Goal — Where a line contains the word "distribués", copy that line in full.

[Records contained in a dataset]
**********

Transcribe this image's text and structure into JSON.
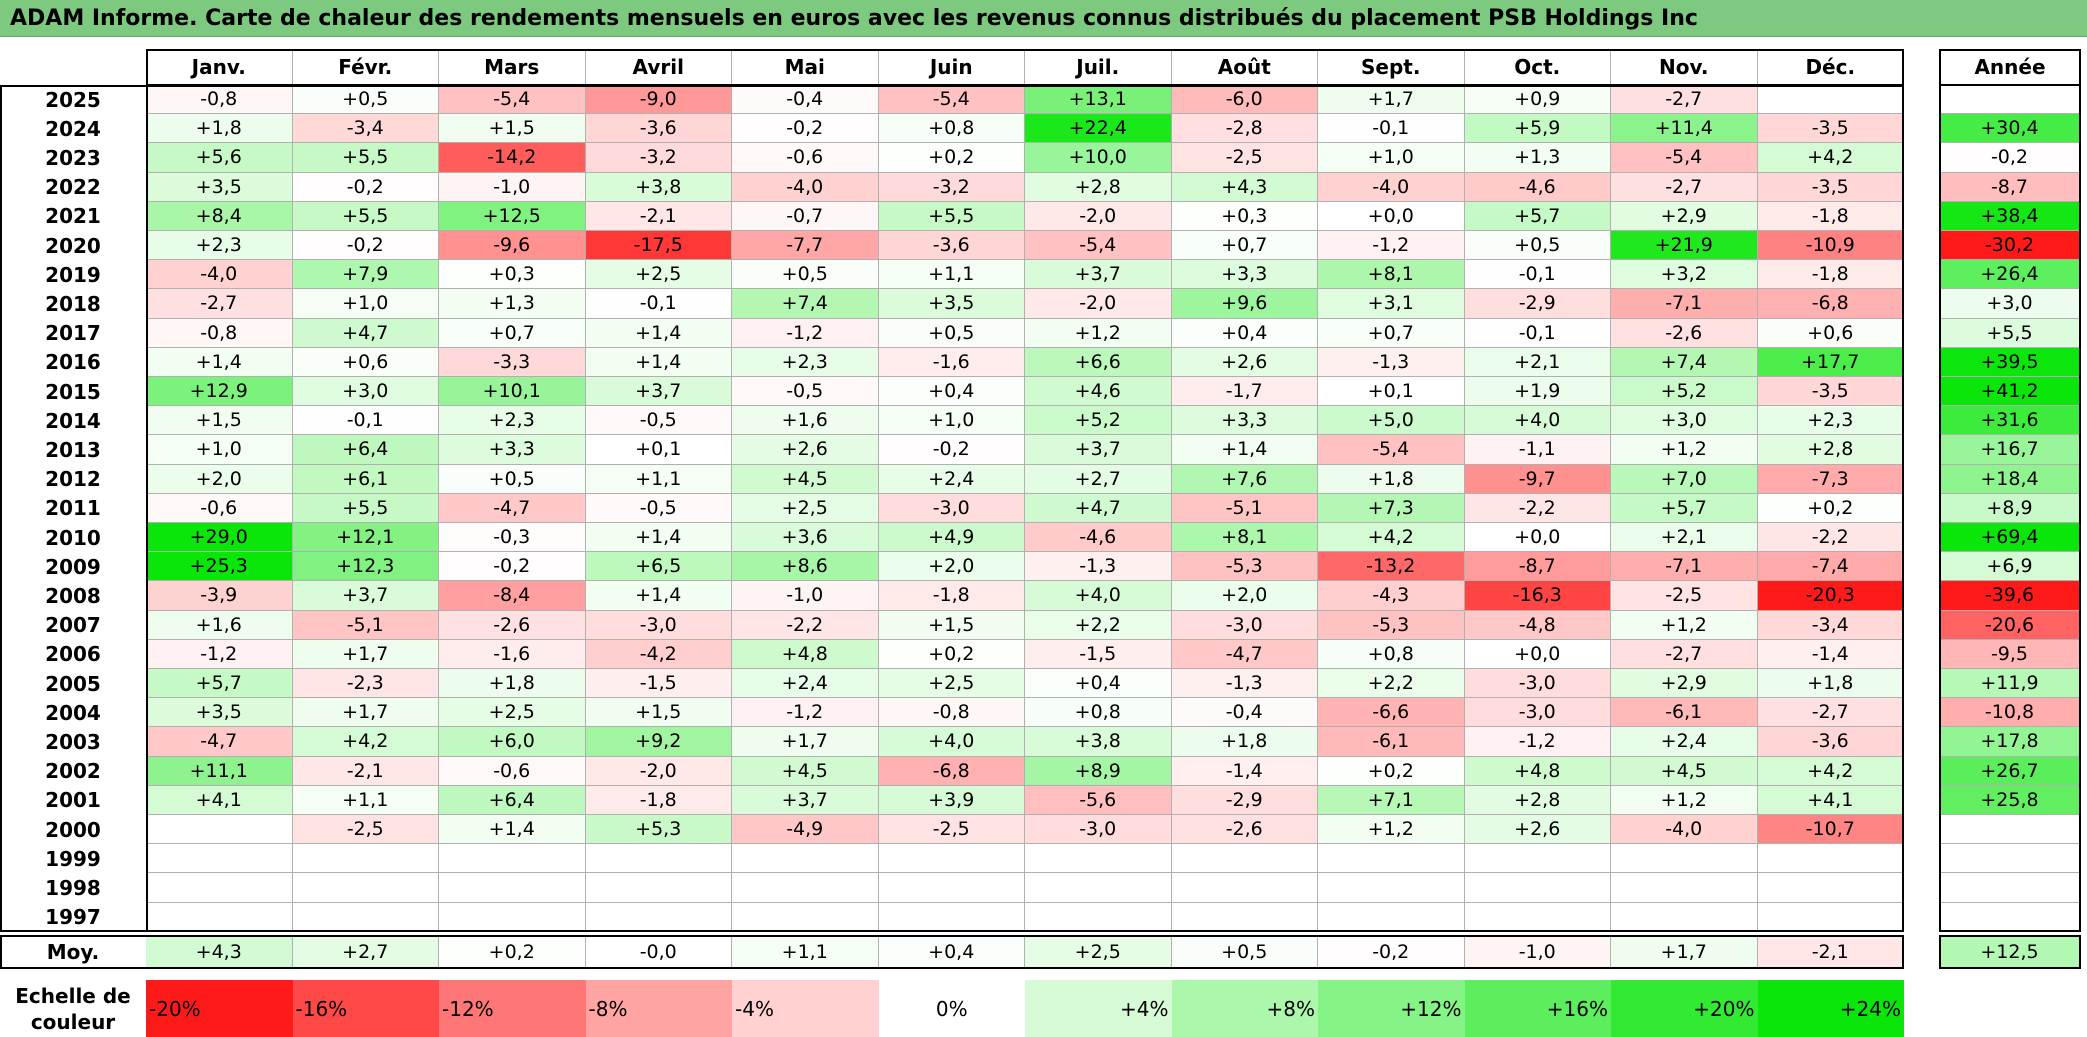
{
  "title": "ADAM Informe. Carte de chaleur des rendements mensuels en euros avec les revenus connus distribués du placement PSB Holdings Inc",
  "chart_data": {
    "type": "heatmap",
    "title": "ADAM Informe. Carte de chaleur des rendements mensuels en euros avec les revenus connus distribués du placement PSB Holdings Inc",
    "columns": [
      "Janv.",
      "Févr.",
      "Mars",
      "Avril",
      "Mai",
      "Juin",
      "Juil.",
      "Août",
      "Sept.",
      "Oct.",
      "Nov.",
      "Déc."
    ],
    "year_header": "Année",
    "rows": [
      {
        "year": "2025",
        "values": [
          "-0,8",
          "+0,5",
          "-5,4",
          "-9,0",
          "-0,4",
          "-5,4",
          "+13,1",
          "-6,0",
          "+1,7",
          "+0,9",
          "-2,7",
          ""
        ],
        "annual": ""
      },
      {
        "year": "2024",
        "values": [
          "+1,8",
          "-3,4",
          "+1,5",
          "-3,6",
          "-0,2",
          "+0,8",
          "+22,4",
          "-2,8",
          "-0,1",
          "+5,9",
          "+11,4",
          "-3,5"
        ],
        "annual": "+30,4"
      },
      {
        "year": "2023",
        "values": [
          "+5,6",
          "+5,5",
          "-14,2",
          "-3,2",
          "-0,6",
          "+0,2",
          "+10,0",
          "-2,5",
          "+1,0",
          "+1,3",
          "-5,4",
          "+4,2"
        ],
        "annual": "-0,2"
      },
      {
        "year": "2022",
        "values": [
          "+3,5",
          "-0,2",
          "-1,0",
          "+3,8",
          "-4,0",
          "-3,2",
          "+2,8",
          "+4,3",
          "-4,0",
          "-4,6",
          "-2,7",
          "-3,5"
        ],
        "annual": "-8,7"
      },
      {
        "year": "2021",
        "values": [
          "+8,4",
          "+5,5",
          "+12,5",
          "-2,1",
          "-0,7",
          "+5,5",
          "-2,0",
          "+0,3",
          "+0,0",
          "+5,7",
          "+2,9",
          "-1,8"
        ],
        "annual": "+38,4"
      },
      {
        "year": "2020",
        "values": [
          "+2,3",
          "-0,2",
          "-9,6",
          "-17,5",
          "-7,7",
          "-3,6",
          "-5,4",
          "+0,7",
          "-1,2",
          "+0,5",
          "+21,9",
          "-10,9"
        ],
        "annual": "-30,2"
      },
      {
        "year": "2019",
        "values": [
          "-4,0",
          "+7,9",
          "+0,3",
          "+2,5",
          "+0,5",
          "+1,1",
          "+3,7",
          "+3,3",
          "+8,1",
          "-0,1",
          "+3,2",
          "-1,8"
        ],
        "annual": "+26,4"
      },
      {
        "year": "2018",
        "values": [
          "-2,7",
          "+1,0",
          "+1,3",
          "-0,1",
          "+7,4",
          "+3,5",
          "-2,0",
          "+9,6",
          "+3,1",
          "-2,9",
          "-7,1",
          "-6,8"
        ],
        "annual": "+3,0"
      },
      {
        "year": "2017",
        "values": [
          "-0,8",
          "+4,7",
          "+0,7",
          "+1,4",
          "-1,2",
          "+0,5",
          "+1,2",
          "+0,4",
          "+0,7",
          "-0,1",
          "-2,6",
          "+0,6"
        ],
        "annual": "+5,5"
      },
      {
        "year": "2016",
        "values": [
          "+1,4",
          "+0,6",
          "-3,3",
          "+1,4",
          "+2,3",
          "-1,6",
          "+6,6",
          "+2,6",
          "-1,3",
          "+2,1",
          "+7,4",
          "+17,7"
        ],
        "annual": "+39,5"
      },
      {
        "year": "2015",
        "values": [
          "+12,9",
          "+3,0",
          "+10,1",
          "+3,7",
          "-0,5",
          "+0,4",
          "+4,6",
          "-1,7",
          "+0,1",
          "+1,9",
          "+5,2",
          "-3,5"
        ],
        "annual": "+41,2"
      },
      {
        "year": "2014",
        "values": [
          "+1,5",
          "-0,1",
          "+2,3",
          "-0,5",
          "+1,6",
          "+1,0",
          "+5,2",
          "+3,3",
          "+5,0",
          "+4,0",
          "+3,0",
          "+2,3"
        ],
        "annual": "+31,6"
      },
      {
        "year": "2013",
        "values": [
          "+1,0",
          "+6,4",
          "+3,3",
          "+0,1",
          "+2,6",
          "-0,2",
          "+3,7",
          "+1,4",
          "-5,4",
          "-1,1",
          "+1,2",
          "+2,8"
        ],
        "annual": "+16,7"
      },
      {
        "year": "2012",
        "values": [
          "+2,0",
          "+6,1",
          "+0,5",
          "+1,1",
          "+4,5",
          "+2,4",
          "+2,7",
          "+7,6",
          "+1,8",
          "-9,7",
          "+7,0",
          "-7,3"
        ],
        "annual": "+18,4"
      },
      {
        "year": "2011",
        "values": [
          "-0,6",
          "+5,5",
          "-4,7",
          "-0,5",
          "+2,5",
          "-3,0",
          "+4,7",
          "-5,1",
          "+7,3",
          "-2,2",
          "+5,7",
          "+0,2"
        ],
        "annual": "+8,9"
      },
      {
        "year": "2010",
        "values": [
          "+29,0",
          "+12,1",
          "-0,3",
          "+1,4",
          "+3,6",
          "+4,9",
          "-4,6",
          "+8,1",
          "+4,2",
          "+0,0",
          "+2,1",
          "-2,2"
        ],
        "annual": "+69,4"
      },
      {
        "year": "2009",
        "values": [
          "+25,3",
          "+12,3",
          "-0,2",
          "+6,5",
          "+8,6",
          "+2,0",
          "-1,3",
          "-5,3",
          "-13,2",
          "-8,7",
          "-7,1",
          "-7,4"
        ],
        "annual": "+6,9"
      },
      {
        "year": "2008",
        "values": [
          "-3,9",
          "+3,7",
          "-8,4",
          "+1,4",
          "-1,0",
          "-1,8",
          "+4,0",
          "+2,0",
          "-4,3",
          "-16,3",
          "-2,5",
          "-20,3"
        ],
        "annual": "-39,6"
      },
      {
        "year": "2007",
        "values": [
          "+1,6",
          "-5,1",
          "-2,6",
          "-3,0",
          "-2,2",
          "+1,5",
          "+2,2",
          "-3,0",
          "-5,3",
          "-4,8",
          "+1,2",
          "-3,4"
        ],
        "annual": "-20,6"
      },
      {
        "year": "2006",
        "values": [
          "-1,2",
          "+1,7",
          "-1,6",
          "-4,2",
          "+4,8",
          "+0,2",
          "-1,5",
          "-4,7",
          "+0,8",
          "+0,0",
          "-2,7",
          "-1,4"
        ],
        "annual": "-9,5"
      },
      {
        "year": "2005",
        "values": [
          "+5,7",
          "-2,3",
          "+1,8",
          "-1,5",
          "+2,4",
          "+2,5",
          "+0,4",
          "-1,3",
          "+2,2",
          "-3,0",
          "+2,9",
          "+1,8"
        ],
        "annual": "+11,9"
      },
      {
        "year": "2004",
        "values": [
          "+3,5",
          "+1,7",
          "+2,5",
          "+1,5",
          "-1,2",
          "-0,8",
          "+0,8",
          "-0,4",
          "-6,6",
          "-3,0",
          "-6,1",
          "-2,7"
        ],
        "annual": "-10,8"
      },
      {
        "year": "2003",
        "values": [
          "-4,7",
          "+4,2",
          "+6,0",
          "+9,2",
          "+1,7",
          "+4,0",
          "+3,8",
          "+1,8",
          "-6,1",
          "-1,2",
          "+2,4",
          "-3,6"
        ],
        "annual": "+17,8"
      },
      {
        "year": "2002",
        "values": [
          "+11,1",
          "-2,1",
          "-0,6",
          "-2,0",
          "+4,5",
          "-6,8",
          "+8,9",
          "-1,4",
          "+0,2",
          "+4,8",
          "+4,5",
          "+4,2"
        ],
        "annual": "+26,7"
      },
      {
        "year": "2001",
        "values": [
          "+4,1",
          "+1,1",
          "+6,4",
          "-1,8",
          "+3,7",
          "+3,9",
          "-5,6",
          "-2,9",
          "+7,1",
          "+2,8",
          "+1,2",
          "+4,1"
        ],
        "annual": "+25,8"
      },
      {
        "year": "2000",
        "values": [
          "",
          "-2,5",
          "+1,4",
          "+5,3",
          "-4,9",
          "-2,5",
          "-3,0",
          "-2,6",
          "+1,2",
          "+2,6",
          "-4,0",
          "-10,7"
        ],
        "annual": ""
      },
      {
        "year": "1999",
        "values": [
          "",
          "",
          "",
          "",
          "",
          "",
          "",
          "",
          "",
          "",
          "",
          ""
        ],
        "annual": ""
      },
      {
        "year": "1998",
        "values": [
          "",
          "",
          "",
          "",
          "",
          "",
          "",
          "",
          "",
          "",
          "",
          ""
        ],
        "annual": ""
      },
      {
        "year": "1997",
        "values": [
          "",
          "",
          "",
          "",
          "",
          "",
          "",
          "",
          "",
          "",
          "",
          ""
        ],
        "annual": ""
      }
    ],
    "average": {
      "label": "Moy.",
      "values": [
        "+4,3",
        "+2,7",
        "+0,2",
        "-0,0",
        "+1,1",
        "+0,4",
        "+2,5",
        "+0,5",
        "-0,2",
        "-1,0",
        "+1,7",
        "-2,1"
      ],
      "annual": "+12,5"
    },
    "scale": {
      "label_line1": "Echelle de",
      "label_line2": "couleur",
      "stops": [
        "-20%",
        "-16%",
        "-12%",
        "-8%",
        "-4%",
        "0%",
        "+4%",
        "+8%",
        "+12%",
        "+16%",
        "+20%",
        "+24%"
      ]
    },
    "colors": {
      "negative_max": "#ff1a1a",
      "neutral": "#ffffff",
      "positive_max": "#0ae60a",
      "title_bar": "#7dc97f"
    }
  }
}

**********

Task result —
  "title": "ADAM Informe. Carte de chaleur des rendements mensuels en euros avec les revenus connus distribués du placement PSB Holdings Inc",
    "title": "ADAM Informe. Carte de chaleur des rendements mensuels en euros avec les revenus connus distribués du placement PSB Holdings Inc",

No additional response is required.